_Assignment_
When a line of the records contains "employees", copy it.

BEGIN Task inputs

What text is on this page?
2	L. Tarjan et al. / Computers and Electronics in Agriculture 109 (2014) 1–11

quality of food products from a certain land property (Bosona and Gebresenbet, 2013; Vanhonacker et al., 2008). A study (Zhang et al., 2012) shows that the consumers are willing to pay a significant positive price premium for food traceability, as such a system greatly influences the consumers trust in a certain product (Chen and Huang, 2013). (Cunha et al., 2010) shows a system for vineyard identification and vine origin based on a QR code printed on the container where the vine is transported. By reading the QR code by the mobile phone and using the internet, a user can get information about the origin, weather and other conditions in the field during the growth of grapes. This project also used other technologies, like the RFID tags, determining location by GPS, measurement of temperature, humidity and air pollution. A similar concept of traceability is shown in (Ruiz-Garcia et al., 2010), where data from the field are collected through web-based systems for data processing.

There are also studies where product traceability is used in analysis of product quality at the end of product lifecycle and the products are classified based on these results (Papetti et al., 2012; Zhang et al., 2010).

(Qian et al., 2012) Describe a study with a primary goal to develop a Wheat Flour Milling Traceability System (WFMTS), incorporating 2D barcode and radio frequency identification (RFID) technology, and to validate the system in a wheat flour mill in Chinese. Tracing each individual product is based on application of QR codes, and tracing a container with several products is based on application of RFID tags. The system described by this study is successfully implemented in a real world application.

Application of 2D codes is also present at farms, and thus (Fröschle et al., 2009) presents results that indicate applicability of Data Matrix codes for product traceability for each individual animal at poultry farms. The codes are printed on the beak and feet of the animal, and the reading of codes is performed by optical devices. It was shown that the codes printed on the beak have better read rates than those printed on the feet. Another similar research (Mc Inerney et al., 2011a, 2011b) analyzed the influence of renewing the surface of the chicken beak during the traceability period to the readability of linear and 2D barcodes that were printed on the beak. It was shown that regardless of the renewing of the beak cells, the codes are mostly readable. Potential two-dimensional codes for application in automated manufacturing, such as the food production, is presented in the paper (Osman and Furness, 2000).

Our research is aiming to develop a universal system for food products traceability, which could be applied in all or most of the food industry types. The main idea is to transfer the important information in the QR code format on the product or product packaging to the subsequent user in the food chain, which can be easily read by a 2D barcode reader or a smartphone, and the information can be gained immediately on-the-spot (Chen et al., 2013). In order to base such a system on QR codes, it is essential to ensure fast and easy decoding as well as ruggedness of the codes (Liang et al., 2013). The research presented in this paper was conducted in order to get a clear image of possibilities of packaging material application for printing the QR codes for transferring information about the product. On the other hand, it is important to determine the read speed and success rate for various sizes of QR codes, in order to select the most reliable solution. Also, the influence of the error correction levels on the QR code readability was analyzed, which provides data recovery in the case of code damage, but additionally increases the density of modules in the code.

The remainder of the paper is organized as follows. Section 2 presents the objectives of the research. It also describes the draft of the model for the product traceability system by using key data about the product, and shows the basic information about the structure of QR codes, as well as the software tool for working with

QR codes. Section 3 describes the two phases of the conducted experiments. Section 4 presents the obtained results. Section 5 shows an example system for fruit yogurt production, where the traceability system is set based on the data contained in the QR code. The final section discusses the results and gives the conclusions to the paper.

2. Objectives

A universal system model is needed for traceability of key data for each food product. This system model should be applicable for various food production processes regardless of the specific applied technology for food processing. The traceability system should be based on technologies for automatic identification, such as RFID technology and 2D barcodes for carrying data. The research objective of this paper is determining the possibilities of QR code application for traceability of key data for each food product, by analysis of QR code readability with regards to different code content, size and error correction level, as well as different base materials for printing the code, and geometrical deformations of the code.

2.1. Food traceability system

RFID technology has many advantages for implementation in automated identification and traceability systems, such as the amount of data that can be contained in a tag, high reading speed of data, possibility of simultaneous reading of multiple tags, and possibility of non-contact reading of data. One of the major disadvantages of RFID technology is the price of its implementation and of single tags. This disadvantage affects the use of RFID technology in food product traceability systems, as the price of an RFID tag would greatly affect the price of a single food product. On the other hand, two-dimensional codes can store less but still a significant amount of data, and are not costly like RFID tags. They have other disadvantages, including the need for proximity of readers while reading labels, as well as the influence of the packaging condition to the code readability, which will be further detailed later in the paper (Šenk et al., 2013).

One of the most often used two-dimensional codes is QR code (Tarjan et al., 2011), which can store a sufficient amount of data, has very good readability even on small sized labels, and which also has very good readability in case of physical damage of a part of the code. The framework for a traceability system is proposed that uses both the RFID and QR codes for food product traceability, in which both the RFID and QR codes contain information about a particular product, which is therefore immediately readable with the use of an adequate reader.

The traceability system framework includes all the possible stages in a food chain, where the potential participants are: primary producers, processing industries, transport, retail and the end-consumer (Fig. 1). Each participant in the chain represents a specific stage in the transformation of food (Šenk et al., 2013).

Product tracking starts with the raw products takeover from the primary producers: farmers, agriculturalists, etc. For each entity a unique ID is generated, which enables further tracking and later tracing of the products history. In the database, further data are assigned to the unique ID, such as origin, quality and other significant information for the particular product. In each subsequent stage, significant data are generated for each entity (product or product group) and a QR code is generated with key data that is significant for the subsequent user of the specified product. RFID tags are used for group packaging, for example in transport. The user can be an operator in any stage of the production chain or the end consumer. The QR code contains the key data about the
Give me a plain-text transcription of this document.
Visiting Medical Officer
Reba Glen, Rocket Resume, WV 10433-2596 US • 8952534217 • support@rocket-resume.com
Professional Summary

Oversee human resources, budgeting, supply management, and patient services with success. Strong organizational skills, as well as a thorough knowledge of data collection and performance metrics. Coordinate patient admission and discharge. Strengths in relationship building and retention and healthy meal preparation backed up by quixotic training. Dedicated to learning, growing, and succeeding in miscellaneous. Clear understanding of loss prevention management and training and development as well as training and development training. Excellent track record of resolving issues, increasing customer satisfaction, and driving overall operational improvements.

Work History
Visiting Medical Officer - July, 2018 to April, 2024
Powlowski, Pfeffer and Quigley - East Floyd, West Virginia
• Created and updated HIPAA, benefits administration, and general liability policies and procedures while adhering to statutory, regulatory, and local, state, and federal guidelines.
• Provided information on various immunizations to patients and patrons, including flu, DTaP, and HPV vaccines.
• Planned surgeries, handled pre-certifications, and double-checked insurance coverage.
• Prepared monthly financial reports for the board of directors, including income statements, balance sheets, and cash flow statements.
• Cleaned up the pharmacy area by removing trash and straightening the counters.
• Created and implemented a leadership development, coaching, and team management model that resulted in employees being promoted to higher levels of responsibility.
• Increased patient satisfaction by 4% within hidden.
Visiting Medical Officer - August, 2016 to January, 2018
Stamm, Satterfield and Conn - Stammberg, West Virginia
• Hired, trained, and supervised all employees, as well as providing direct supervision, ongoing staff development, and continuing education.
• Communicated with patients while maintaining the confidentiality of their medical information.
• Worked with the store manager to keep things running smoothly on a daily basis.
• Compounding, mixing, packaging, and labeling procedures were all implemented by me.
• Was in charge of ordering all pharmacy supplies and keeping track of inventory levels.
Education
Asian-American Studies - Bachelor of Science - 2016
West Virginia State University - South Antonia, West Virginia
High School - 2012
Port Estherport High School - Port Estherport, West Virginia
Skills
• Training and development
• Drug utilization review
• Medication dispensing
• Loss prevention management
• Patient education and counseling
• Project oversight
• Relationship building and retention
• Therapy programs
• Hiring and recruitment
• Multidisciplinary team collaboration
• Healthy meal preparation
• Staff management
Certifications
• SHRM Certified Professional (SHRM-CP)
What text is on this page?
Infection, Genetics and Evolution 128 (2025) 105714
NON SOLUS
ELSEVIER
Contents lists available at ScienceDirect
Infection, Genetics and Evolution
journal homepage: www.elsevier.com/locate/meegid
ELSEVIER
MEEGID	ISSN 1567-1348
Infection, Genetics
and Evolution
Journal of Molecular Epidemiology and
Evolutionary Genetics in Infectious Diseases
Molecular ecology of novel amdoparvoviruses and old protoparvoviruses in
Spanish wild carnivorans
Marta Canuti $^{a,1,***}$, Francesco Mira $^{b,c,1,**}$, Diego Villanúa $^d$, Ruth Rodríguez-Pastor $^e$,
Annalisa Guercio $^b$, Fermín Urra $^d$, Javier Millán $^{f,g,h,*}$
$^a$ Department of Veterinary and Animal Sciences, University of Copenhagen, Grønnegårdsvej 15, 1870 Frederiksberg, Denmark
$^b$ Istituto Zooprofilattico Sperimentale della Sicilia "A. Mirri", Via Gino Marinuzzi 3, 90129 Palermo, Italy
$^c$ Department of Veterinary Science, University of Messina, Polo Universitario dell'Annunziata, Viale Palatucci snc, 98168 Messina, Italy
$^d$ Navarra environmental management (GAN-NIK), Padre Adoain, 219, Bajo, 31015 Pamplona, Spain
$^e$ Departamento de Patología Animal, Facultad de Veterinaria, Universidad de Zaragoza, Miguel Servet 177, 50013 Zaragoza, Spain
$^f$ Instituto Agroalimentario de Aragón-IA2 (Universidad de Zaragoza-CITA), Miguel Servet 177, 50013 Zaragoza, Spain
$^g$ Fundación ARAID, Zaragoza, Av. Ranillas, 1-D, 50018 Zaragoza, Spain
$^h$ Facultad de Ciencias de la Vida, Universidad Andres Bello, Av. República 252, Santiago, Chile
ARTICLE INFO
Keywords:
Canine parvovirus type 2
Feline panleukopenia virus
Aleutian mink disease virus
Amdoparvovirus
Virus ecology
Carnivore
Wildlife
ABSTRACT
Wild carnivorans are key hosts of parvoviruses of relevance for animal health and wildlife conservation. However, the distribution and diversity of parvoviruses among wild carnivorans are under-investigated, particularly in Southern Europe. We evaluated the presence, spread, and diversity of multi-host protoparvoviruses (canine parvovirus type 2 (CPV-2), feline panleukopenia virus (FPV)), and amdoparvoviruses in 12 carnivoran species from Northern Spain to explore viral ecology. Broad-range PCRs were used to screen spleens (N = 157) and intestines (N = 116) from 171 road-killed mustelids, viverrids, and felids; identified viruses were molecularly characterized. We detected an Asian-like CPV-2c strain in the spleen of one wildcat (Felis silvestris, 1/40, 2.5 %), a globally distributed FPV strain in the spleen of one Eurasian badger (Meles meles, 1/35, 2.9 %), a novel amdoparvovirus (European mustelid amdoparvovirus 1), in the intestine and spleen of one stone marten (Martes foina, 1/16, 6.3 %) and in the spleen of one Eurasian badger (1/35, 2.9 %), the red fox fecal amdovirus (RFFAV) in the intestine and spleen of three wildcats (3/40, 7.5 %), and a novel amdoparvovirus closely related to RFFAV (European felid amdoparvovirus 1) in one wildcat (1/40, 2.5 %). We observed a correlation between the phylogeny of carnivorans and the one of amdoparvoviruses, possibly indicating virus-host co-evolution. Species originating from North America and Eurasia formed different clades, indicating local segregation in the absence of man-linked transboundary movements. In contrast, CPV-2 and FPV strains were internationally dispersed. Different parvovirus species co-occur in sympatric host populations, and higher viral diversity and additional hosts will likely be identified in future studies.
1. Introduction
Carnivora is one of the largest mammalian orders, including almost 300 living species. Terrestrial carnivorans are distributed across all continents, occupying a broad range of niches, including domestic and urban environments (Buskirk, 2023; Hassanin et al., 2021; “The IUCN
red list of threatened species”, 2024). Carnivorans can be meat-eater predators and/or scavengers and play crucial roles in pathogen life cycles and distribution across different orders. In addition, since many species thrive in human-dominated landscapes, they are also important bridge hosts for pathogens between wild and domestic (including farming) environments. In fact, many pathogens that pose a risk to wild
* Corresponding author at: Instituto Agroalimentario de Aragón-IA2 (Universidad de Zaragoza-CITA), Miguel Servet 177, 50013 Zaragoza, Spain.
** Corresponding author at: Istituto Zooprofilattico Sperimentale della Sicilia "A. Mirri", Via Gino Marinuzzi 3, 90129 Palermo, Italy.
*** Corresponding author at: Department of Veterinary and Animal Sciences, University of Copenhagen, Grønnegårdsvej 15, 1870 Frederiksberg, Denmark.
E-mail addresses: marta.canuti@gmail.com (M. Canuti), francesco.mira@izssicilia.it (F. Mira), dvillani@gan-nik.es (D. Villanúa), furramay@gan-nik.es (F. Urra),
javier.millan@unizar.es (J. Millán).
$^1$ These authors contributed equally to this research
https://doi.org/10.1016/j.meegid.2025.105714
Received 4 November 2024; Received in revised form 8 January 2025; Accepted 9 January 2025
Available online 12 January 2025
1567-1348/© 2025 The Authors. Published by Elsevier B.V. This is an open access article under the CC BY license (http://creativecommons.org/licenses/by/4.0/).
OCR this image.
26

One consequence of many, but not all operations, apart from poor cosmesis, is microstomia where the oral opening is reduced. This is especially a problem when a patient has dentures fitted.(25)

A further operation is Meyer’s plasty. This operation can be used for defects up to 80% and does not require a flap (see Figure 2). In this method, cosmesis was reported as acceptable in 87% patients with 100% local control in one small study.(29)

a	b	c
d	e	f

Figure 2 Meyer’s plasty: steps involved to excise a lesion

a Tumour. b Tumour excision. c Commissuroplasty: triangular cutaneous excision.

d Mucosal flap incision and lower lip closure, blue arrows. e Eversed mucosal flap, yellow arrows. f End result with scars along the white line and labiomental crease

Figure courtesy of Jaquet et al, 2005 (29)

END Task inputs

_Response_
• Created and implemented a leadership development, coaching, and team management model that resulted in employees being promoted to higher levels of responsibility.
• Hired, trained, and supervised all employees, as well as providing direct supervision, ongoing staff development, and continuing education.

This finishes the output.